** Exercise task **
Reproduce each of the rows below verbatim, character for character.

Spatial annotation records

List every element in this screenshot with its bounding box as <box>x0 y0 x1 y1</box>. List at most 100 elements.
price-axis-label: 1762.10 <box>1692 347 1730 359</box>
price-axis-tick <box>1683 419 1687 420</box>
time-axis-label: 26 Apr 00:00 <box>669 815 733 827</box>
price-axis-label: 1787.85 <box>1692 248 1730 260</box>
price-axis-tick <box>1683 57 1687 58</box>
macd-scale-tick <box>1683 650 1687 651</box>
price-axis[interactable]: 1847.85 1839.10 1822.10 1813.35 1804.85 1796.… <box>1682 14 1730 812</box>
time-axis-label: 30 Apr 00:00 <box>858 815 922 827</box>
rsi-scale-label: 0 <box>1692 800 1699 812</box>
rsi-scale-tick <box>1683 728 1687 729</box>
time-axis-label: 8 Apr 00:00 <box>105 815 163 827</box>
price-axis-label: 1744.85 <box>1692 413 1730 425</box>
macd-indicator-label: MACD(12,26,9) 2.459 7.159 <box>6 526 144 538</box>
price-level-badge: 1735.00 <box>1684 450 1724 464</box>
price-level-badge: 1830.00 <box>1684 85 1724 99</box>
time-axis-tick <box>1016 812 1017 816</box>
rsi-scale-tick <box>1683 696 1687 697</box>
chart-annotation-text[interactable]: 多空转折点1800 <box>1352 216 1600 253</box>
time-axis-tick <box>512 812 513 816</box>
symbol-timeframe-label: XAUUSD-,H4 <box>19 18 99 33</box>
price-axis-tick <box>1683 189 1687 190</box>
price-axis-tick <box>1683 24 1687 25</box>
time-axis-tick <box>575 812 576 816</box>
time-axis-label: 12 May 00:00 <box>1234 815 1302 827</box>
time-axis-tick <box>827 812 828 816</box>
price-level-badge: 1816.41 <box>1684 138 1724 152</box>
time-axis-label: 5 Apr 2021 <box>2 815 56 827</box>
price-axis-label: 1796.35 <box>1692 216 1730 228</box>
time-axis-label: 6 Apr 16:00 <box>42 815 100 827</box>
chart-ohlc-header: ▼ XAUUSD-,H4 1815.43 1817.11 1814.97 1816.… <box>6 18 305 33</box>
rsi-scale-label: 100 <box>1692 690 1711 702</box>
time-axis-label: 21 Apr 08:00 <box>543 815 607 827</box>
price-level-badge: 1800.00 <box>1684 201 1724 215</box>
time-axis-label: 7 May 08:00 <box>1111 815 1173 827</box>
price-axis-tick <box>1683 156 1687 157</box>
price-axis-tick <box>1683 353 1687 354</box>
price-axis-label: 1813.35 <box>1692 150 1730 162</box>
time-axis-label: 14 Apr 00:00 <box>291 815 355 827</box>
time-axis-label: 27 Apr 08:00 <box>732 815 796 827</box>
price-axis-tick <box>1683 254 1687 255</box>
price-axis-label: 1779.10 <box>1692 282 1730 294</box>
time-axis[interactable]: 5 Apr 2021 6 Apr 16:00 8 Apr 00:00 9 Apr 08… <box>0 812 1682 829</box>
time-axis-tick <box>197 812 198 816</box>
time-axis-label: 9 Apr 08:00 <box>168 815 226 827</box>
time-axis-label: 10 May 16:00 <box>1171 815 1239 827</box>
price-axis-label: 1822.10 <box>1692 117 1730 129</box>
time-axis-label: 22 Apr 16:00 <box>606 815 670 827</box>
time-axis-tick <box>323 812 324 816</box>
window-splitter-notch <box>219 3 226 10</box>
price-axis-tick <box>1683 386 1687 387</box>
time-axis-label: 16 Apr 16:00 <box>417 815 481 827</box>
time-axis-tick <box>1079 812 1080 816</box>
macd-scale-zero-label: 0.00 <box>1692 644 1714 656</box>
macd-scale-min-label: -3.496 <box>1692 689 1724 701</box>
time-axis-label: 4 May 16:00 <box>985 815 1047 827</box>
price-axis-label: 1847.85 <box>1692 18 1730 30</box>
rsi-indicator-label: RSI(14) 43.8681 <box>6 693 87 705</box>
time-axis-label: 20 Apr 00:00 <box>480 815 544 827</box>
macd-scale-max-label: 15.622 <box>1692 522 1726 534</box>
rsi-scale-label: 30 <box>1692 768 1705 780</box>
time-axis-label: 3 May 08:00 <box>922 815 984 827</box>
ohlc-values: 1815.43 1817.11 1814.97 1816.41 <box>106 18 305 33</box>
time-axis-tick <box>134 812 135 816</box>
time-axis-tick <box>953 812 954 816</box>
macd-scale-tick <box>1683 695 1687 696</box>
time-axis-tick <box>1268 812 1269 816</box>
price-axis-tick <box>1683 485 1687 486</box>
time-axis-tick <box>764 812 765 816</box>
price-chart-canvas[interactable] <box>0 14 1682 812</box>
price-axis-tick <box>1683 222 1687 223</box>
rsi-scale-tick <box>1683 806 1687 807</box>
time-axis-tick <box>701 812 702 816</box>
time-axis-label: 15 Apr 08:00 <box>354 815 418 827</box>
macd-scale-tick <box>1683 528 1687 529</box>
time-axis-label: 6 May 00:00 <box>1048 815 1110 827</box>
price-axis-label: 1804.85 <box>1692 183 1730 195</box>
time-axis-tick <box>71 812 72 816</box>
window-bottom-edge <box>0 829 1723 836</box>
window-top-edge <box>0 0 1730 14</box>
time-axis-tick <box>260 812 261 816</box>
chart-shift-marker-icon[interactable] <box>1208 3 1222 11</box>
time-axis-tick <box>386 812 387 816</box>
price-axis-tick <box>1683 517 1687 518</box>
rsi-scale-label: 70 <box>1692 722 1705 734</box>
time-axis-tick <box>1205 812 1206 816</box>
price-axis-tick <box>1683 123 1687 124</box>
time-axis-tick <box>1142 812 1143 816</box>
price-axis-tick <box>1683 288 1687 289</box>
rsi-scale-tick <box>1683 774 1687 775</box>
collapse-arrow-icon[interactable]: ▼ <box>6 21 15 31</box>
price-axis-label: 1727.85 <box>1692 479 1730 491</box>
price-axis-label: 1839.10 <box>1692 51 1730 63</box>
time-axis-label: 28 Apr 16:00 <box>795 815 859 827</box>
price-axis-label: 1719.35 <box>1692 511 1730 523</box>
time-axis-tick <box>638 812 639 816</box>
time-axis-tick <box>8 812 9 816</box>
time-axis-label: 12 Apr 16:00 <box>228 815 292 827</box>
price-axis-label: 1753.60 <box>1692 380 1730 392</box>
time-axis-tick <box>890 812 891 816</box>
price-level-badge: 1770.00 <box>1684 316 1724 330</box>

** Completed task **
List every element in this screenshot with its bounding box as <box>x0 y0 x1 y1</box>. List at most 100 elements.
price-axis-label: 1762.10 <box>1692 347 1730 359</box>
price-axis-tick <box>1683 419 1687 420</box>
time-axis-label: 26 Apr 00:00 <box>669 815 733 827</box>
price-axis-label: 1787.85 <box>1692 248 1730 260</box>
price-axis-tick <box>1683 57 1687 58</box>
macd-scale-tick <box>1683 650 1687 651</box>
price-axis[interactable]: 1847.85 1839.10 1822.10 1813.35 1804.85 1796.… <box>1682 14 1730 812</box>
time-axis-label: 30 Apr 00:00 <box>858 815 922 827</box>
rsi-scale-label: 0 <box>1692 800 1699 812</box>
rsi-scale-tick <box>1683 728 1687 729</box>
time-axis-label: 8 Apr 00:00 <box>105 815 163 827</box>
price-axis-label: 1744.85 <box>1692 413 1730 425</box>
macd-indicator-label: MACD(12,26,9) 2.459 7.159 <box>6 526 144 538</box>
price-level-badge: 1735.00 <box>1684 450 1724 464</box>
price-level-badge: 1830.00 <box>1684 85 1724 99</box>
time-axis-tick <box>1016 812 1017 816</box>
rsi-scale-tick <box>1683 696 1687 697</box>
chart-annotation-text[interactable]: 多空转折点1800 <box>1352 216 1600 253</box>
time-axis-tick <box>512 812 513 816</box>
symbol-timeframe-label: XAUUSD-,H4 <box>19 18 99 33</box>
price-axis-tick <box>1683 189 1687 190</box>
price-axis-tick <box>1683 24 1687 25</box>
time-axis-tick <box>575 812 576 816</box>
time-axis-label: 12 May 00:00 <box>1234 815 1302 827</box>
time-axis-tick <box>827 812 828 816</box>
price-level-badge: 1816.41 <box>1684 138 1724 152</box>
time-axis-label: 5 Apr 2021 <box>2 815 56 827</box>
price-axis-label: 1796.35 <box>1692 216 1730 228</box>
time-axis-label: 6 Apr 16:00 <box>42 815 100 827</box>
chart-ohlc-header: ▼ XAUUSD-,H4 1815.43 1817.11 1814.97 1816.… <box>6 18 305 33</box>
rsi-scale-label: 100 <box>1692 690 1711 702</box>
time-axis-label: 21 Apr 08:00 <box>543 815 607 827</box>
price-level-badge: 1800.00 <box>1684 201 1724 215</box>
time-axis-label: 7 May 08:00 <box>1111 815 1173 827</box>
price-axis-tick <box>1683 156 1687 157</box>
price-axis-tick <box>1683 353 1687 354</box>
price-axis-label: 1813.35 <box>1692 150 1730 162</box>
time-axis-label: 14 Apr 00:00 <box>291 815 355 827</box>
time-axis-label: 27 Apr 08:00 <box>732 815 796 827</box>
price-axis-tick <box>1683 254 1687 255</box>
price-axis-label: 1779.10 <box>1692 282 1730 294</box>
time-axis[interactable]: 5 Apr 2021 6 Apr 16:00 8 Apr 00:00 9 Apr 08… <box>0 812 1682 829</box>
time-axis-tick <box>197 812 198 816</box>
time-axis-label: 9 Apr 08:00 <box>168 815 226 827</box>
time-axis-label: 10 May 16:00 <box>1171 815 1239 827</box>
price-axis-label: 1822.10 <box>1692 117 1730 129</box>
time-axis-label: 22 Apr 16:00 <box>606 815 670 827</box>
time-axis-tick <box>323 812 324 816</box>
window-splitter-notch <box>219 3 226 10</box>
price-axis-tick <box>1683 386 1687 387</box>
time-axis-label: 16 Apr 16:00 <box>417 815 481 827</box>
time-axis-tick <box>1079 812 1080 816</box>
macd-scale-zero-label: 0.00 <box>1692 644 1714 656</box>
macd-scale-min-label: -3.496 <box>1692 689 1724 701</box>
time-axis-label: 4 May 16:00 <box>985 815 1047 827</box>
price-axis-label: 1847.85 <box>1692 18 1730 30</box>
rsi-indicator-label: RSI(14) 43.8681 <box>6 693 87 705</box>
time-axis-label: 20 Apr 00:00 <box>480 815 544 827</box>
macd-scale-max-label: 15.622 <box>1692 522 1726 534</box>
rsi-scale-label: 30 <box>1692 768 1705 780</box>
time-axis-label: 3 May 08:00 <box>922 815 984 827</box>
ohlc-values: 1815.43 1817.11 1814.97 1816.41 <box>106 18 305 33</box>
time-axis-tick <box>134 812 135 816</box>
time-axis-tick <box>953 812 954 816</box>
macd-scale-tick <box>1683 695 1687 696</box>
time-axis-tick <box>1268 812 1269 816</box>
price-axis-tick <box>1683 485 1687 486</box>
time-axis-tick <box>764 812 765 816</box>
price-chart-canvas[interactable] <box>0 14 1682 812</box>
price-axis-tick <box>1683 222 1687 223</box>
rsi-scale-tick <box>1683 806 1687 807</box>
time-axis-tick <box>701 812 702 816</box>
time-axis-label: 15 Apr 08:00 <box>354 815 418 827</box>
macd-scale-tick <box>1683 528 1687 529</box>
time-axis-label: 6 May 00:00 <box>1048 815 1110 827</box>
price-axis-label: 1804.85 <box>1692 183 1730 195</box>
time-axis-tick <box>71 812 72 816</box>
window-bottom-edge <box>0 829 1723 836</box>
window-top-edge <box>0 0 1730 14</box>
time-axis-tick <box>260 812 261 816</box>
chart-shift-marker-icon[interactable] <box>1208 3 1222 11</box>
time-axis-tick <box>386 812 387 816</box>
price-axis-tick <box>1683 517 1687 518</box>
rsi-scale-label: 70 <box>1692 722 1705 734</box>
time-axis-tick <box>1205 812 1206 816</box>
price-axis-tick <box>1683 123 1687 124</box>
time-axis-tick <box>1142 812 1143 816</box>
price-axis-tick <box>1683 288 1687 289</box>
rsi-scale-tick <box>1683 774 1687 775</box>
collapse-arrow-icon[interactable]: ▼ <box>6 21 15 31</box>
price-axis-label: 1727.85 <box>1692 479 1730 491</box>
price-axis-label: 1839.10 <box>1692 51 1730 63</box>
time-axis-label: 28 Apr 16:00 <box>795 815 859 827</box>
price-axis-label: 1719.35 <box>1692 511 1730 523</box>
time-axis-tick <box>638 812 639 816</box>
time-axis-tick <box>8 812 9 816</box>
time-axis-label: 12 Apr 16:00 <box>228 815 292 827</box>
price-axis-label: 1753.60 <box>1692 380 1730 392</box>
time-axis-tick <box>890 812 891 816</box>
price-level-badge: 1770.00 <box>1684 316 1724 330</box>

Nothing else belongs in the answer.